What the exercise asks:
Report back each line of the records that contains the string "paliva".

Supplied records:
────────────────────────────────────────

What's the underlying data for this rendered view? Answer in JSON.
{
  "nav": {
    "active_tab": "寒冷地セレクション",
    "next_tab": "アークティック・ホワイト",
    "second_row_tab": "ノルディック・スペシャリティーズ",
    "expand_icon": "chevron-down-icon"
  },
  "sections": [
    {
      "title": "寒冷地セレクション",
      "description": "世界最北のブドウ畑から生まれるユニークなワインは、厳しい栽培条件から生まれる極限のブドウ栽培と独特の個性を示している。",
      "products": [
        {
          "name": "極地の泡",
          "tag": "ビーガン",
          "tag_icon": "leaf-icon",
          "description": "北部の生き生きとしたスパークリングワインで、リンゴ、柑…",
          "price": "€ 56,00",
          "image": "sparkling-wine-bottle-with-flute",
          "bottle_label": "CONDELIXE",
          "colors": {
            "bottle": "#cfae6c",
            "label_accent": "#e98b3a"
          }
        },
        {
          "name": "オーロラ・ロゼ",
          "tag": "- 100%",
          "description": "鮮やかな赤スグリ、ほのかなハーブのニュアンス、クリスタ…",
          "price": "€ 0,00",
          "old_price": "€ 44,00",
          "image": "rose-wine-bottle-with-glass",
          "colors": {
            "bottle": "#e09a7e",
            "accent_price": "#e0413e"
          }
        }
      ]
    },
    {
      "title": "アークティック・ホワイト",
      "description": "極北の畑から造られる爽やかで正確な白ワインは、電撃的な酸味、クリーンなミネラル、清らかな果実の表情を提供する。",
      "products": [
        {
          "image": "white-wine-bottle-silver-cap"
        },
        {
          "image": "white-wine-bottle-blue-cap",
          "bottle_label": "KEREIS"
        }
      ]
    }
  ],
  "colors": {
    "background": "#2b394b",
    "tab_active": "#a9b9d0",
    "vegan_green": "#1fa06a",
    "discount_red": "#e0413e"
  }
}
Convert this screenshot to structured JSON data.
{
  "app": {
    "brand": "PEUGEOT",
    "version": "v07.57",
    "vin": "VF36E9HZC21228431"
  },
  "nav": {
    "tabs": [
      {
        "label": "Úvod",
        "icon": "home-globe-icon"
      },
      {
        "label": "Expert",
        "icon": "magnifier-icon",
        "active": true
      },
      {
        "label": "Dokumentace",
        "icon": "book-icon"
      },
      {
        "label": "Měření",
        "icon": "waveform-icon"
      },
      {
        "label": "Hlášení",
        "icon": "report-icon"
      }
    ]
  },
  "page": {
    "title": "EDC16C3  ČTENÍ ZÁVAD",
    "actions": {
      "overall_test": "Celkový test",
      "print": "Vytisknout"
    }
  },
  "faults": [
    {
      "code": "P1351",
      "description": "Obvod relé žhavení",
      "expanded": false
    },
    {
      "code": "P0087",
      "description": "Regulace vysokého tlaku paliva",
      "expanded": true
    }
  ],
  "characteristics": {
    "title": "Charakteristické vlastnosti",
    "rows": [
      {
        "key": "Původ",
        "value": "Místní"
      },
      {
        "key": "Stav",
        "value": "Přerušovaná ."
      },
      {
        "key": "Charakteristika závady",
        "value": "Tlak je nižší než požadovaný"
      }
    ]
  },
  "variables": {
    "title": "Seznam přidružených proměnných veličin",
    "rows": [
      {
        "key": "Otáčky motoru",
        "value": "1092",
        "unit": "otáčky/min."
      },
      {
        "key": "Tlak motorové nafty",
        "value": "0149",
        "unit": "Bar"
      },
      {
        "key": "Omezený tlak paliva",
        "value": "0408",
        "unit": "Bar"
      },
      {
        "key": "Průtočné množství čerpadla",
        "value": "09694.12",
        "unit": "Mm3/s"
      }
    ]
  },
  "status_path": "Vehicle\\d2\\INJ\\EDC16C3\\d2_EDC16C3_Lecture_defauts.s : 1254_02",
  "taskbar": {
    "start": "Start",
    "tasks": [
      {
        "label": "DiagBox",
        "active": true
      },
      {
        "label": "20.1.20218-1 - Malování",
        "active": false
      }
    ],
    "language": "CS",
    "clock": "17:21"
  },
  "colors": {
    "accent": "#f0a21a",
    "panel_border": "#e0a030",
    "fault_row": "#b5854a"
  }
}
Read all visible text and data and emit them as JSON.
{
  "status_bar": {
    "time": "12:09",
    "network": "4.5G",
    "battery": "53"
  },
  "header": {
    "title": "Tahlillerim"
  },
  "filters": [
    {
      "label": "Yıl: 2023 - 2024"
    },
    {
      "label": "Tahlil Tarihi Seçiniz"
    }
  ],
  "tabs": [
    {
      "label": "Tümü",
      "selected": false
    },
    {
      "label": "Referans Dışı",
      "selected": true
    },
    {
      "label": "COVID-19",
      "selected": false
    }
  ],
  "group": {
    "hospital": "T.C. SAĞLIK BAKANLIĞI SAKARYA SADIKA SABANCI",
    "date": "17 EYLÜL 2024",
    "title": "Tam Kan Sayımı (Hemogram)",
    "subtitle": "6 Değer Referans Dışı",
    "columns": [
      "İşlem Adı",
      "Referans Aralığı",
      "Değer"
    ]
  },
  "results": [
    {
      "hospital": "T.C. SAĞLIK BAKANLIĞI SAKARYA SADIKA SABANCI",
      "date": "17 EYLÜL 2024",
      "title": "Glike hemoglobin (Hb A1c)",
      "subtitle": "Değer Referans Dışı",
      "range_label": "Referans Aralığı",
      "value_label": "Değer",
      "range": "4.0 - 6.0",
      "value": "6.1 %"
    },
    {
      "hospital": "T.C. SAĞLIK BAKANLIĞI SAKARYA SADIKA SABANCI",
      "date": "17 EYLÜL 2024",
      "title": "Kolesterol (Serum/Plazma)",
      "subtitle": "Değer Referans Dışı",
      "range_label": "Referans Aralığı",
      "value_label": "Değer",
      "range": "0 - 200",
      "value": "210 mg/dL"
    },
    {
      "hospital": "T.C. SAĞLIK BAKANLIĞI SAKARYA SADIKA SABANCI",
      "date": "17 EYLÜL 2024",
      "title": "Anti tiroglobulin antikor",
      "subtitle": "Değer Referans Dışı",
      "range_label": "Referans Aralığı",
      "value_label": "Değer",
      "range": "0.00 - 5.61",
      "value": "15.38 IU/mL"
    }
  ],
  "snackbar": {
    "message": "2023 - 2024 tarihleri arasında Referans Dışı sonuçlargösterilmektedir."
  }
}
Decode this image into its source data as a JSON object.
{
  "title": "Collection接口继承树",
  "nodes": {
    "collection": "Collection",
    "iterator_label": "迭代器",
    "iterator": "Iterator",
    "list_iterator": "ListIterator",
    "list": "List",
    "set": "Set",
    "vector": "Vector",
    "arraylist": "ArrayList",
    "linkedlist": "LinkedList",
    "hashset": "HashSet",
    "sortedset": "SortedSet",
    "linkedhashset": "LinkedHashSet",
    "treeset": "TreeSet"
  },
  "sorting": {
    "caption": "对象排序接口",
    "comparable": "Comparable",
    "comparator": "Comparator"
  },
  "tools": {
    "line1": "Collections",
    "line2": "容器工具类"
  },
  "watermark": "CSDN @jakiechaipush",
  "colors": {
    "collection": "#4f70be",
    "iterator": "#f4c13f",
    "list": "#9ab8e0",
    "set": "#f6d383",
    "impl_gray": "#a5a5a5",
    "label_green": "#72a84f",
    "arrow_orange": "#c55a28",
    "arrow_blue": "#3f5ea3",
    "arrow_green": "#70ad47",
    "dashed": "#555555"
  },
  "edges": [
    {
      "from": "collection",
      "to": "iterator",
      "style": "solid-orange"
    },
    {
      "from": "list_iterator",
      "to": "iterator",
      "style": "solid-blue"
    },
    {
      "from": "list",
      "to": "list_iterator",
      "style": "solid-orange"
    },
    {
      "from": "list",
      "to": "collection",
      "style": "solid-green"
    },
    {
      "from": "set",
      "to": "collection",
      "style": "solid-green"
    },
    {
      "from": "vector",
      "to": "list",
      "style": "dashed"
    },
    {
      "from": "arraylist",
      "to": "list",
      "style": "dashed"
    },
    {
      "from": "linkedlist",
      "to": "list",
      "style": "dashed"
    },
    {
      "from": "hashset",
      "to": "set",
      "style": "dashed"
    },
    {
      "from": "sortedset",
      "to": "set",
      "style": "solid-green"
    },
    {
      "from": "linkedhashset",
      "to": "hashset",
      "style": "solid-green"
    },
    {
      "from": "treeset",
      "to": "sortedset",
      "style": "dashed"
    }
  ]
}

────────────────────────────────────────

Exercise response:
      "description": "Regulace vysokého tlaku paliva",
        "key": "Omezený tlak paliva",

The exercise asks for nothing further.